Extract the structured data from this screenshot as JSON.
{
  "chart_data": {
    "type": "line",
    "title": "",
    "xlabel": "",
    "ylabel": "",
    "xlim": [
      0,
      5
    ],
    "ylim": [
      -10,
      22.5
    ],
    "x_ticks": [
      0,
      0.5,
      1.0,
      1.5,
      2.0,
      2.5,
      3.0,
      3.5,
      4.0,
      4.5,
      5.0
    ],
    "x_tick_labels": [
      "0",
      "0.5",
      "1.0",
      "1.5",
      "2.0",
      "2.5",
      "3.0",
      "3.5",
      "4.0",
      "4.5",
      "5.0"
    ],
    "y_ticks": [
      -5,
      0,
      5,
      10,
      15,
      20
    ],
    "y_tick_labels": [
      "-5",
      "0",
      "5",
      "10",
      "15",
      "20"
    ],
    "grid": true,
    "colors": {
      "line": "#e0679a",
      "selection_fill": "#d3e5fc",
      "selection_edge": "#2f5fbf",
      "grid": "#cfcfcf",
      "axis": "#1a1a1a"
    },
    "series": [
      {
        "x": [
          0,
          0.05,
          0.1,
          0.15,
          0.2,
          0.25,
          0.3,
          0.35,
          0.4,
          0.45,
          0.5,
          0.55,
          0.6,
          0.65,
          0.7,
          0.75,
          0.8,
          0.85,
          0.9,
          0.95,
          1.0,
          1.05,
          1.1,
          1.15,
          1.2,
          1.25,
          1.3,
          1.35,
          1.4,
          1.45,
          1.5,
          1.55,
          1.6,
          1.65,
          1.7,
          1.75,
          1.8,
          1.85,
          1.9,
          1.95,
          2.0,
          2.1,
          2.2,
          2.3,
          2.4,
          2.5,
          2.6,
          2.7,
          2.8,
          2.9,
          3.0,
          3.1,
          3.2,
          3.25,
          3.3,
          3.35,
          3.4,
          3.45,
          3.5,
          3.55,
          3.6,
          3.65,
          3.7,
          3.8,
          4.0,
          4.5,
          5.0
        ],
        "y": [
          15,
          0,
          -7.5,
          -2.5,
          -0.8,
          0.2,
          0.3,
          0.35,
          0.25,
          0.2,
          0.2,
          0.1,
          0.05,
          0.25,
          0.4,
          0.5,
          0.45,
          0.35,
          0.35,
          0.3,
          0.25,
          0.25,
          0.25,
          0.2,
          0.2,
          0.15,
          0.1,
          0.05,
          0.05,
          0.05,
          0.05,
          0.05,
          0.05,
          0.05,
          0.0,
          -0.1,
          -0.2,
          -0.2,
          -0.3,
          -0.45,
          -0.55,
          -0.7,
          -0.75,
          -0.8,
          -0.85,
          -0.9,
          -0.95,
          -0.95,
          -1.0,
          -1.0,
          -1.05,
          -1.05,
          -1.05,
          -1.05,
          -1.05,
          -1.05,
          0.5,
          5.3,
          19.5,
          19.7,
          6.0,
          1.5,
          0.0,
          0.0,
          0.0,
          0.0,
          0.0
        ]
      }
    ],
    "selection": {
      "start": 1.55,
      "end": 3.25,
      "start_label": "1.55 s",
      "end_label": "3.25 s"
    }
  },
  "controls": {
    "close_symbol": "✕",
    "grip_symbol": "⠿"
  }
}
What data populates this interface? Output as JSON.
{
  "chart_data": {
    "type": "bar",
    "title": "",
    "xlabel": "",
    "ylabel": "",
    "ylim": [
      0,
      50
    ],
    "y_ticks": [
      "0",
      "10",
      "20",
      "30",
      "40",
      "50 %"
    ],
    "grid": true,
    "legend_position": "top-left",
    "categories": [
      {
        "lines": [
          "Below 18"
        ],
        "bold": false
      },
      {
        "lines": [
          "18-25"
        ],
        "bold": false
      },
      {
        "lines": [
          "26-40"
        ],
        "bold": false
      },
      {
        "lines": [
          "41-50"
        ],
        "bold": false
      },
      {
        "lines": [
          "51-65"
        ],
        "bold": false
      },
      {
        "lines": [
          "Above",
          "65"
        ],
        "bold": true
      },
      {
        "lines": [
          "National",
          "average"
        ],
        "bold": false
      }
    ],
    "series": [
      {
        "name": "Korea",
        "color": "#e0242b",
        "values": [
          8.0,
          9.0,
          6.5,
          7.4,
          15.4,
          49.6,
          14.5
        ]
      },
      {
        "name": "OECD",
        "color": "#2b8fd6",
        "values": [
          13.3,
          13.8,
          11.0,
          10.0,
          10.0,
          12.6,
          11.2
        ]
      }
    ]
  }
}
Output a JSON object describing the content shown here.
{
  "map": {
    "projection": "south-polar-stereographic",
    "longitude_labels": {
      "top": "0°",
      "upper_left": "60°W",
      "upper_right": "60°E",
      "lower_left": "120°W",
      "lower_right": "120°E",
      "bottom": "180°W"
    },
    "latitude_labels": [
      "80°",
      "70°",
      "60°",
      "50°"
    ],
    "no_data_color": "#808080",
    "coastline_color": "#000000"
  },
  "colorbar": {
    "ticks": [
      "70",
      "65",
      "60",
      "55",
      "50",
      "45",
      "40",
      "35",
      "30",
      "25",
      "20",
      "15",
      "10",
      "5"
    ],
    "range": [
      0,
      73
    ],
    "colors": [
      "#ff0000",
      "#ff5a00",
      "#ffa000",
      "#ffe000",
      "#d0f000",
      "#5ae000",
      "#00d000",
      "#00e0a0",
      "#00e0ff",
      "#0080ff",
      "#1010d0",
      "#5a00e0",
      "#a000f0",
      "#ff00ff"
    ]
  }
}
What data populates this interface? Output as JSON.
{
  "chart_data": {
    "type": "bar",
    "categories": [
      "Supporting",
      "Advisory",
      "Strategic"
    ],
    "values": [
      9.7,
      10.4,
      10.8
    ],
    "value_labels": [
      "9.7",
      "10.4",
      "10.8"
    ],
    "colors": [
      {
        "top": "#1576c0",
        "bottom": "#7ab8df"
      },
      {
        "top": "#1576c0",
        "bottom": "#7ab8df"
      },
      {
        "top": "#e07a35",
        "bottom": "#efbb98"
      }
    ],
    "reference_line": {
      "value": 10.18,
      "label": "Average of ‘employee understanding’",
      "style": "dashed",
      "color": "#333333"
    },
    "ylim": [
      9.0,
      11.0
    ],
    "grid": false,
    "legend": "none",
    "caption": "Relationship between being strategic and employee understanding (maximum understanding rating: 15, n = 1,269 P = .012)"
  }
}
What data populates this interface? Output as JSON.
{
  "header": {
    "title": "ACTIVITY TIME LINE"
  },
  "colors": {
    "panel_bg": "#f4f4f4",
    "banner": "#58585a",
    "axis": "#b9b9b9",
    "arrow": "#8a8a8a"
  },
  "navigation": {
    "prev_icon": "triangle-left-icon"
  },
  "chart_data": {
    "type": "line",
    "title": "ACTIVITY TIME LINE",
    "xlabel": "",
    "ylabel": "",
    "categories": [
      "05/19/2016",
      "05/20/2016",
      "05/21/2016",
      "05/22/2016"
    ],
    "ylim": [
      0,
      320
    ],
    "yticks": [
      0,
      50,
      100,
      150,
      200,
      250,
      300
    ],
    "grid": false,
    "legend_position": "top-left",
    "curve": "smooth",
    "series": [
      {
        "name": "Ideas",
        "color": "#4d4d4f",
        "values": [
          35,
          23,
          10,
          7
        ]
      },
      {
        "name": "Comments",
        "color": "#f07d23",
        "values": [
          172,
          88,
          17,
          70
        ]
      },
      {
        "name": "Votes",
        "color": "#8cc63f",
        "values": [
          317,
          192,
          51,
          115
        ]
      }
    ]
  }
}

* * *

**Given request**
Go through the data and return every record exactly.

**Reply**
Extract the structured data from this screenshot as JSON.
{
  "chart_data": {
    "type": "line",
    "title": "",
    "xlabel": "",
    "ylabel": "",
    "xlim": [
      0,
      5
    ],
    "ylim": [
      -10,
      22.5
    ],
    "x_ticks": [
      0,
      0.5,
      1.0,
      1.5,
      2.0,
      2.5,
      3.0,
      3.5,
      4.0,
      4.5,
      5.0
    ],
    "x_tick_labels": [
      "0",
      "0.5",
      "1.0",
      "1.5",
      "2.0",
      "2.5",
      "3.0",
      "3.5",
      "4.0",
      "4.5",
      "5.0"
    ],
    "y_ticks": [
      -5,
      0,
      5,
      10,
      15,
      20
    ],
    "y_tick_labels": [
      "-5",
      "0",
      "5",
      "10",
      "15",
      "20"
    ],
    "grid": true,
    "colors": {
      "line": "#e0679a",
      "selection_fill": "#d3e5fc",
      "selection_edge": "#2f5fbf",
      "grid": "#cfcfcf",
      "axis": "#1a1a1a"
    },
    "series": [
      {
        "x": [
          0,
          0.05,
          0.1,
          0.15,
          0.2,
          0.25,
          0.3,
          0.35,
          0.4,
          0.45,
          0.5,
          0.55,
          0.6,
          0.65,
          0.7,
          0.75,
          0.8,
          0.85,
          0.9,
          0.95,
          1.0,
          1.05,
          1.1,
          1.15,
          1.2,
          1.25,
          1.3,
          1.35,
          1.4,
          1.45,
          1.5,
          1.55,
          1.6,
          1.65,
          1.7,
          1.75,
          1.8,
          1.85,
          1.9,
          1.95,
          2.0,
          2.1,
          2.2,
          2.3,
          2.4,
          2.5,
          2.6,
          2.7,
          2.8,
          2.9,
          3.0,
          3.1,
          3.2,
          3.25,
          3.3,
          3.35,
          3.4,
          3.45,
          3.5,
          3.55,
          3.6,
          3.65,
          3.7,
          3.8,
          4.0,
          4.5,
          5.0
        ],
        "y": [
          15,
          0,
          -7.5,
          -2.5,
          -0.8,
          0.2,
          0.3,
          0.35,
          0.25,
          0.2,
          0.2,
          0.1,
          0.05,
          0.25,
          0.4,
          0.5,
          0.45,
          0.35,
          0.35,
          0.3,
          0.25,
          0.25,
          0.25,
          0.2,
          0.2,
          0.15,
          0.1,
          0.05,
          0.05,
          0.05,
          0.05,
          0.05,
          0.05,
          0.05,
          0.0,
          -0.1,
          -0.2,
          -0.2,
          -0.3,
          -0.45,
          -0.55,
          -0.7,
          -0.75,
          -0.8,
          -0.85,
          -0.9,
          -0.95,
          -0.95,
          -1.0,
          -1.0,
          -1.05,
          -1.05,
          -1.05,
          -1.05,
          -1.05,
          -1.05,
          0.5,
          5.3,
          19.5,
          19.7,
          6.0,
          1.5,
          0.0,
          0.0,
          0.0,
          0.0,
          0.0
        ]
      }
    ],
    "selection": {
      "start": 1.55,
      "end": 3.25,
      "start_label": "1.55 s",
      "end_label": "3.25 s"
    }
  },
  "controls": {
    "close_symbol": "✕",
    "grip_symbol": "⠿"
  }
}
What data populates this interface? Output as JSON.
{
  "chart_data": {
    "type": "bar",
    "title": "",
    "xlabel": "",
    "ylabel": "",
    "ylim": [
      0,
      50
    ],
    "y_ticks": [
      "0",
      "10",
      "20",
      "30",
      "40",
      "50 %"
    ],
    "grid": true,
    "legend_position": "top-left",
    "categories": [
      {
        "lines": [
          "Below 18"
        ],
        "bold": false
      },
      {
        "lines": [
          "18-25"
        ],
        "bold": false
      },
      {
        "lines": [
          "26-40"
        ],
        "bold": false
      },
      {
        "lines": [
          "41-50"
        ],
        "bold": false
      },
      {
        "lines": [
          "51-65"
        ],
        "bold": false
      },
      {
        "lines": [
          "Above",
          "65"
        ],
        "bold": true
      },
      {
        "lines": [
          "National",
          "average"
        ],
        "bold": false
      }
    ],
    "series": [
      {
        "name": "Korea",
        "color": "#e0242b",
        "values": [
          8.0,
          9.0,
          6.5,
          7.4,
          15.4,
          49.6,
          14.5
        ]
      },
      {
        "name": "OECD",
        "color": "#2b8fd6",
        "values": [
          13.3,
          13.8,
          11.0,
          10.0,
          10.0,
          12.6,
          11.2
        ]
      }
    ]
  }
}
Output a JSON object describing the content shown here.
{
  "map": {
    "projection": "south-polar-stereographic",
    "longitude_labels": {
      "top": "0°",
      "upper_left": "60°W",
      "upper_right": "60°E",
      "lower_left": "120°W",
      "lower_right": "120°E",
      "bottom": "180°W"
    },
    "latitude_labels": [
      "80°",
      "70°",
      "60°",
      "50°"
    ],
    "no_data_color": "#808080",
    "coastline_color": "#000000"
  },
  "colorbar": {
    "ticks": [
      "70",
      "65",
      "60",
      "55",
      "50",
      "45",
      "40",
      "35",
      "30",
      "25",
      "20",
      "15",
      "10",
      "5"
    ],
    "range": [
      0,
      73
    ],
    "colors": [
      "#ff0000",
      "#ff5a00",
      "#ffa000",
      "#ffe000",
      "#d0f000",
      "#5ae000",
      "#00d000",
      "#00e0a0",
      "#00e0ff",
      "#0080ff",
      "#1010d0",
      "#5a00e0",
      "#a000f0",
      "#ff00ff"
    ]
  }
}
What data populates this interface? Output as JSON.
{
  "chart_data": {
    "type": "bar",
    "categories": [
      "Supporting",
      "Advisory",
      "Strategic"
    ],
    "values": [
      9.7,
      10.4,
      10.8
    ],
    "value_labels": [
      "9.7",
      "10.4",
      "10.8"
    ],
    "colors": [
      {
        "top": "#1576c0",
        "bottom": "#7ab8df"
      },
      {
        "top": "#1576c0",
        "bottom": "#7ab8df"
      },
      {
        "top": "#e07a35",
        "bottom": "#efbb98"
      }
    ],
    "reference_line": {
      "value": 10.18,
      "label": "Average of ‘employee understanding’",
      "style": "dashed",
      "color": "#333333"
    },
    "ylim": [
      9.0,
      11.0
    ],
    "grid": false,
    "legend": "none",
    "caption": "Relationship between being strategic and employee understanding (maximum understanding rating: 15, n = 1,269 P = .012)"
  }
}
What data populates this interface? Output as JSON.
{
  "header": {
    "title": "ACTIVITY TIME LINE"
  },
  "colors": {
    "panel_bg": "#f4f4f4",
    "banner": "#58585a",
    "axis": "#b9b9b9",
    "arrow": "#8a8a8a"
  },
  "navigation": {
    "prev_icon": "triangle-left-icon"
  },
  "chart_data": {
    "type": "line",
    "title": "ACTIVITY TIME LINE",
    "xlabel": "",
    "ylabel": "",
    "categories": [
      "05/19/2016",
      "05/20/2016",
      "05/21/2016",
      "05/22/2016"
    ],
    "ylim": [
      0,
      320
    ],
    "yticks": [
      0,
      50,
      100,
      150,
      200,
      250,
      300
    ],
    "grid": false,
    "legend_position": "top-left",
    "curve": "smooth",
    "series": [
      {
        "name": "Ideas",
        "color": "#4d4d4f",
        "values": [
          35,
          23,
          10,
          7
        ]
      },
      {
        "name": "Comments",
        "color": "#f07d23",
        "values": [
          172,
          88,
          17,
          70
        ]
      },
      {
        "name": "Votes",
        "color": "#8cc63f",
        "values": [
          317,
          192,
          51,
          115
        ]
      }
    ]
  }
}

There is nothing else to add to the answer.